* BEGIN *

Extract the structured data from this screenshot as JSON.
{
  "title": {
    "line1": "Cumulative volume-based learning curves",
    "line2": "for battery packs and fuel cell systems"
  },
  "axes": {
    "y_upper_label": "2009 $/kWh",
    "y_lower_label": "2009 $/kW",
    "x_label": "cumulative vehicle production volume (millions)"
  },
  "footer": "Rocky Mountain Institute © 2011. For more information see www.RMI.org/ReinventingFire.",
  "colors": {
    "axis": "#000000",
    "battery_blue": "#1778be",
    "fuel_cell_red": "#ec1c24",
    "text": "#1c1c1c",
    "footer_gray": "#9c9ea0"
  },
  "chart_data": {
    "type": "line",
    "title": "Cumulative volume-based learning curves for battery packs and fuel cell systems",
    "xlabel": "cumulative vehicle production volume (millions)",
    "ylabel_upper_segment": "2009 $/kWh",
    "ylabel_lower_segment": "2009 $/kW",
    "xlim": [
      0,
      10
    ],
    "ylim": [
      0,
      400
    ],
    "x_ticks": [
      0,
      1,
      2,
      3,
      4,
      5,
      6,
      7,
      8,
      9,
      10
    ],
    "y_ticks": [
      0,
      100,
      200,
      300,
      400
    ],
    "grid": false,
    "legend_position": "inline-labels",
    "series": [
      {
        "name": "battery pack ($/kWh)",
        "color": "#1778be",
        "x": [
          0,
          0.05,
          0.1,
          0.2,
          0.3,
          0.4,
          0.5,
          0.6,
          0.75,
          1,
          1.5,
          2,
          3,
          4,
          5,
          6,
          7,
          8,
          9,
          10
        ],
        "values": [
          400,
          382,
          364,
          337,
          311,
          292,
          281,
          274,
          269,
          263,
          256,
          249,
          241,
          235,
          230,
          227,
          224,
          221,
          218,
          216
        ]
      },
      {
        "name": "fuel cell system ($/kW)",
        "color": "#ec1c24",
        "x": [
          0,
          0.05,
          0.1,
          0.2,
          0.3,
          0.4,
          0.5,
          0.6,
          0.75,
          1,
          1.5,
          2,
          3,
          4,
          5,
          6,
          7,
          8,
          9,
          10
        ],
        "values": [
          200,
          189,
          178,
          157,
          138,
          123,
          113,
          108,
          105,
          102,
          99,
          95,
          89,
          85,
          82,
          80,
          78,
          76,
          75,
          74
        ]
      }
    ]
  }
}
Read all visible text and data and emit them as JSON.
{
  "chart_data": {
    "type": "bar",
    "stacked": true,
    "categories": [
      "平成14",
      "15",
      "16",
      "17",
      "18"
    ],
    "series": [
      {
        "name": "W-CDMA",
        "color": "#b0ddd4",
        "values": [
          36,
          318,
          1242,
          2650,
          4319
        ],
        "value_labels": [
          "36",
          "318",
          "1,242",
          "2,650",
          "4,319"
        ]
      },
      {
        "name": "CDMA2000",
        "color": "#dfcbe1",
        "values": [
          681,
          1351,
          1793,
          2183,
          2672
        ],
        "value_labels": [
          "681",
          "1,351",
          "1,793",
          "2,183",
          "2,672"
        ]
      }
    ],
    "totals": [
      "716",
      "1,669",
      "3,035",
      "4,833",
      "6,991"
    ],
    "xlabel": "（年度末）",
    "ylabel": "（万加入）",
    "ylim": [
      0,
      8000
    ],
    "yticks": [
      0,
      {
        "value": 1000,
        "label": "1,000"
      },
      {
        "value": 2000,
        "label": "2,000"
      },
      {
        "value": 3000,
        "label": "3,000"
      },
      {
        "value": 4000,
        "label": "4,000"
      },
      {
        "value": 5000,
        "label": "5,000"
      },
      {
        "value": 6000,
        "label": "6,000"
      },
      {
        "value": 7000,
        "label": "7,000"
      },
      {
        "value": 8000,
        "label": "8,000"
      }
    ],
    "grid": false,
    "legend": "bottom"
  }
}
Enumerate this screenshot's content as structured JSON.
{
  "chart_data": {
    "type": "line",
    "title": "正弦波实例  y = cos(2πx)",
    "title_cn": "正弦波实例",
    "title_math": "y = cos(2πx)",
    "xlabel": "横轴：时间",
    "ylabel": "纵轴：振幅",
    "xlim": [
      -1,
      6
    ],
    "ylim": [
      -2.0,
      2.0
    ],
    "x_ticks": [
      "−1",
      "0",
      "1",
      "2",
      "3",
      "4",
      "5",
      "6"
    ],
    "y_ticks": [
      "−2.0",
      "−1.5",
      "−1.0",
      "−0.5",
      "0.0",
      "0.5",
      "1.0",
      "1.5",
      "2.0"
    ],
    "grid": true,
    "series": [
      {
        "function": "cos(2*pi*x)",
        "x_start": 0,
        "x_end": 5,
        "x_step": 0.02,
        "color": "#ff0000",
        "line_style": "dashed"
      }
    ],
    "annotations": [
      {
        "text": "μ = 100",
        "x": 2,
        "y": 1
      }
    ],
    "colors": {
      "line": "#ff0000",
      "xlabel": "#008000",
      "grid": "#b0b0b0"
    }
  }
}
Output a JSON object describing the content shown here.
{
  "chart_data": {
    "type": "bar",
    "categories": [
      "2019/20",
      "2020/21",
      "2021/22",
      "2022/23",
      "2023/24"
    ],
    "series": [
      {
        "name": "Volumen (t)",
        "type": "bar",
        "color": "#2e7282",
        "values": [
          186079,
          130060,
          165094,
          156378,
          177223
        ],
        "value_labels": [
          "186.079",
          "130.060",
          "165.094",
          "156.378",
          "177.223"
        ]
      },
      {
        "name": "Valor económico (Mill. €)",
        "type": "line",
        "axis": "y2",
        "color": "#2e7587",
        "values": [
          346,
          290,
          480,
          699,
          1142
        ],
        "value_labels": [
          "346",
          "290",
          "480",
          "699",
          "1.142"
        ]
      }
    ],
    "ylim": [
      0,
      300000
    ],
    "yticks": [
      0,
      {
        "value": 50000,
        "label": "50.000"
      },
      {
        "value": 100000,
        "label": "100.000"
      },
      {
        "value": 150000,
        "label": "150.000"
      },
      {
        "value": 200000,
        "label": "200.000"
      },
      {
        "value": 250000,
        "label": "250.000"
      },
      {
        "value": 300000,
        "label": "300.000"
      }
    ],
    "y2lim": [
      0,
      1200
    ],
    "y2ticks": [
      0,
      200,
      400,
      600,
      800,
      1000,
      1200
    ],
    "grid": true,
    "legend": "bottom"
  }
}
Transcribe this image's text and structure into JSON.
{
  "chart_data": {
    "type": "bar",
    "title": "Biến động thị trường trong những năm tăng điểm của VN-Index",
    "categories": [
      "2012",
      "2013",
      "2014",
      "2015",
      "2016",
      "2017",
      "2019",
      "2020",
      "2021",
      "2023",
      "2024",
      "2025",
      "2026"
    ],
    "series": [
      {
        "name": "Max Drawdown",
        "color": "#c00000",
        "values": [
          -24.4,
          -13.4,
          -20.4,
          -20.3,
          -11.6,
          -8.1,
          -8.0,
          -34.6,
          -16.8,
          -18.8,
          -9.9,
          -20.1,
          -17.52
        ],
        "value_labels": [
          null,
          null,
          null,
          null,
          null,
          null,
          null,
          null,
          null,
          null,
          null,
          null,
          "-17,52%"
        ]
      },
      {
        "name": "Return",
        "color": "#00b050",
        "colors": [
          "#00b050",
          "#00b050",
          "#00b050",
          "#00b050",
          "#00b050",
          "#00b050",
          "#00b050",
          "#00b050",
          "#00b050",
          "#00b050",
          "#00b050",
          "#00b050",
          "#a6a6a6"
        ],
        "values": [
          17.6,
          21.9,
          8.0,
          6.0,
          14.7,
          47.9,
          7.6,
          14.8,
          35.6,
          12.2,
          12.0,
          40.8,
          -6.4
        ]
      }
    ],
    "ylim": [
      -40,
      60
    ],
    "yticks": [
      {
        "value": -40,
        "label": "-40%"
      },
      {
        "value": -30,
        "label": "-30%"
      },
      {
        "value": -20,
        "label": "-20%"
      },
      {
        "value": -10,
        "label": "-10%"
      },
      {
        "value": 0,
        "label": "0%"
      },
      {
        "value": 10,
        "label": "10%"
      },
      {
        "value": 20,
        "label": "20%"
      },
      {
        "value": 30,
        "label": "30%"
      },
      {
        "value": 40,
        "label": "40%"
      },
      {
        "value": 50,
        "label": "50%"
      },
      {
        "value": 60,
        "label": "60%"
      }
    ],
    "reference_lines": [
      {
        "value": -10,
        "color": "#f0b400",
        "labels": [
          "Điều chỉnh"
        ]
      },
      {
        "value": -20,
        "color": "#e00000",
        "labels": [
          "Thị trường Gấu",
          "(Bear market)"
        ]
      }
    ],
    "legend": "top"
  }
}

* END *

Problem to work on.
Of the lines in the listing, how many hold the word "systems"? Nothing but the number is needed.

Response.
2